··· DATASET EXCERPTS ···

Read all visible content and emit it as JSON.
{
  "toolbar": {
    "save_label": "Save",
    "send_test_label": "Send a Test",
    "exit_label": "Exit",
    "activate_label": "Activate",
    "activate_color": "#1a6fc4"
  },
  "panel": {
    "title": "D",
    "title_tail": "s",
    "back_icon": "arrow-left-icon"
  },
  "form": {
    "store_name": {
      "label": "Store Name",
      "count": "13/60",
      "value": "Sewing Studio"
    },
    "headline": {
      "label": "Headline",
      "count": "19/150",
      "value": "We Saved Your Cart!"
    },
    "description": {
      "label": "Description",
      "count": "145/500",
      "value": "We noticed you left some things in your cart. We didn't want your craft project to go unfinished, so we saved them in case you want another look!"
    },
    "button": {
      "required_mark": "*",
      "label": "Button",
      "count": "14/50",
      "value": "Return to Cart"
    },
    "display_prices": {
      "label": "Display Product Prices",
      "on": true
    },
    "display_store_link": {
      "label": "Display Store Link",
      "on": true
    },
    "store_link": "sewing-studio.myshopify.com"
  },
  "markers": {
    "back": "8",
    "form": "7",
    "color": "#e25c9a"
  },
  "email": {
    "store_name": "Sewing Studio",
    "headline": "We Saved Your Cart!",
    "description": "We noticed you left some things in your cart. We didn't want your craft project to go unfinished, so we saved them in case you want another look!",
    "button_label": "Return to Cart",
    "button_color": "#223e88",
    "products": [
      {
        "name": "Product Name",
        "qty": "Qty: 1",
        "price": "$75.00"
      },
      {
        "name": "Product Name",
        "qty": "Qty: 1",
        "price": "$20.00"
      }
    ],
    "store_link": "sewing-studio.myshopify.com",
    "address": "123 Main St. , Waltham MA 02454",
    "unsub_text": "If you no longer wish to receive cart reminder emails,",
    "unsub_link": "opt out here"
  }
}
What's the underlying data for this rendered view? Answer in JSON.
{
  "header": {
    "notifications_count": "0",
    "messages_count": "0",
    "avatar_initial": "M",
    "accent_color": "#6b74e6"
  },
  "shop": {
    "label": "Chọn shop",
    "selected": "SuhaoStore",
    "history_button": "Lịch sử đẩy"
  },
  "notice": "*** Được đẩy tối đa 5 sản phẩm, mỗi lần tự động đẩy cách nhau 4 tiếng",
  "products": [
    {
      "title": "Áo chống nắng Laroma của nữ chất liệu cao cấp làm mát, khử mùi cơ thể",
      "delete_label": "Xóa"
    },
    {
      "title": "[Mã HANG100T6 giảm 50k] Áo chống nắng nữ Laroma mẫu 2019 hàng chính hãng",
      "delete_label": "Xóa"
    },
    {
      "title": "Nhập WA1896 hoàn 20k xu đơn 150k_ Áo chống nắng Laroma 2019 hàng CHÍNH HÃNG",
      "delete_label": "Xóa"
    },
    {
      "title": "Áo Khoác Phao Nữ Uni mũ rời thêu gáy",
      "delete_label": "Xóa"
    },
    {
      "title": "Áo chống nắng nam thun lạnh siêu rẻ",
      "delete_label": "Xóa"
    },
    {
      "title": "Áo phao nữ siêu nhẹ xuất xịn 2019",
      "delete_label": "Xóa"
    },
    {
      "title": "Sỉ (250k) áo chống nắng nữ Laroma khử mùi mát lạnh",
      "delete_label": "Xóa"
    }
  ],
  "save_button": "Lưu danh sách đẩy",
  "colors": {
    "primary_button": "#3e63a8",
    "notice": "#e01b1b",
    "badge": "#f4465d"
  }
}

···

Write out the whole listing again, exactly as it stands.

> [RESULT OF THE TASK]:
Read all visible content and emit it as JSON.
{
  "toolbar": {
    "save_label": "Save",
    "send_test_label": "Send a Test",
    "exit_label": "Exit",
    "activate_label": "Activate",
    "activate_color": "#1a6fc4"
  },
  "panel": {
    "title": "D",
    "title_tail": "s",
    "back_icon": "arrow-left-icon"
  },
  "form": {
    "store_name": {
      "label": "Store Name",
      "count": "13/60",
      "value": "Sewing Studio"
    },
    "headline": {
      "label": "Headline",
      "count": "19/150",
      "value": "We Saved Your Cart!"
    },
    "description": {
      "label": "Description",
      "count": "145/500",
      "value": "We noticed you left some things in your cart. We didn't want your craft project to go unfinished, so we saved them in case you want another look!"
    },
    "button": {
      "required_mark": "*",
      "label": "Button",
      "count": "14/50",
      "value": "Return to Cart"
    },
    "display_prices": {
      "label": "Display Product Prices",
      "on": true
    },
    "display_store_link": {
      "label": "Display Store Link",
      "on": true
    },
    "store_link": "sewing-studio.myshopify.com"
  },
  "markers": {
    "back": "8",
    "form": "7",
    "color": "#e25c9a"
  },
  "email": {
    "store_name": "Sewing Studio",
    "headline": "We Saved Your Cart!",
    "description": "We noticed you left some things in your cart. We didn't want your craft project to go unfinished, so we saved them in case you want another look!",
    "button_label": "Return to Cart",
    "button_color": "#223e88",
    "products": [
      {
        "name": "Product Name",
        "qty": "Qty: 1",
        "price": "$75.00"
      },
      {
        "name": "Product Name",
        "qty": "Qty: 1",
        "price": "$20.00"
      }
    ],
    "store_link": "sewing-studio.myshopify.com",
    "address": "123 Main St. , Waltham MA 02454",
    "unsub_text": "If you no longer wish to receive cart reminder emails,",
    "unsub_link": "opt out here"
  }
}
What's the underlying data for this rendered view? Answer in JSON.
{
  "header": {
    "notifications_count": "0",
    "messages_count": "0",
    "avatar_initial": "M",
    "accent_color": "#6b74e6"
  },
  "shop": {
    "label": "Chọn shop",
    "selected": "SuhaoStore",
    "history_button": "Lịch sử đẩy"
  },
  "notice": "*** Được đẩy tối đa 5 sản phẩm, mỗi lần tự động đẩy cách nhau 4 tiếng",
  "products": [
    {
      "title": "Áo chống nắng Laroma của nữ chất liệu cao cấp làm mát, khử mùi cơ thể",
      "delete_label": "Xóa"
    },
    {
      "title": "[Mã HANG100T6 giảm 50k] Áo chống nắng nữ Laroma mẫu 2019 hàng chính hãng",
      "delete_label": "Xóa"
    },
    {
      "title": "Nhập WA1896 hoàn 20k xu đơn 150k_ Áo chống nắng Laroma 2019 hàng CHÍNH HÃNG",
      "delete_label": "Xóa"
    },
    {
      "title": "Áo Khoác Phao Nữ Uni mũ rời thêu gáy",
      "delete_label": "Xóa"
    },
    {
      "title": "Áo chống nắng nam thun lạnh siêu rẻ",
      "delete_label": "Xóa"
    },
    {
      "title": "Áo phao nữ siêu nhẹ xuất xịn 2019",
      "delete_label": "Xóa"
    },
    {
      "title": "Sỉ (250k) áo chống nắng nữ Laroma khử mùi mát lạnh",
      "delete_label": "Xóa"
    }
  ],
  "save_button": "Lưu danh sách đẩy",
  "colors": {
    "primary_button": "#3e63a8",
    "notice": "#e01b1b",
    "badge": "#f4465d"
  }
}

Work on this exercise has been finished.